Skip every picture and transcribe the remaining material exactly.

━━ Material provided ━━

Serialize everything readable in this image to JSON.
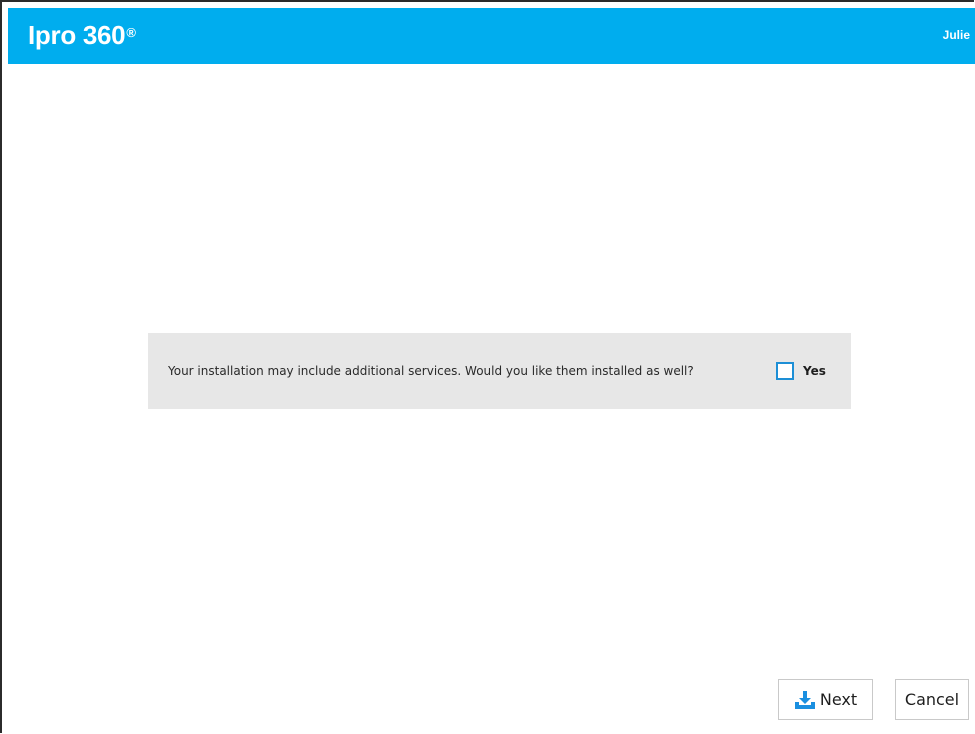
{
  "header": {
    "app_title": "Ipro 360",
    "app_title_mark": "®",
    "user_name": "Julie"
  },
  "prompt": {
    "question": "Your installation may include additional services. Would you like them installed as well?",
    "checkbox_checked": false,
    "checkbox_label": "Yes"
  },
  "footer": {
    "next_label": "Next",
    "next_icon": "download-icon",
    "cancel_label": "Cancel"
  },
  "colors": {
    "header_bg": "#00adee",
    "panel_bg": "#e7e7e7",
    "checkbox_border": "#1d8fd6",
    "icon_blue": "#1a8fe0"
  }
}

━━━

*The response*:
Serialize everything readable in this image to JSON.
{
  "header": {
    "app_title": "Ipro 360",
    "app_title_mark": "®",
    "user_name": "Julie"
  },
  "prompt": {
    "question": "Your installation may include additional services. Would you like them installed as well?",
    "checkbox_checked": false,
    "checkbox_label": "Yes"
  },
  "footer": {
    "next_label": "Next",
    "next_icon": "download-icon",
    "cancel_label": "Cancel"
  },
  "colors": {
    "header_bg": "#00adee",
    "panel_bg": "#e7e7e7",
    "checkbox_border": "#1d8fd6",
    "icon_blue": "#1a8fe0"
  }
}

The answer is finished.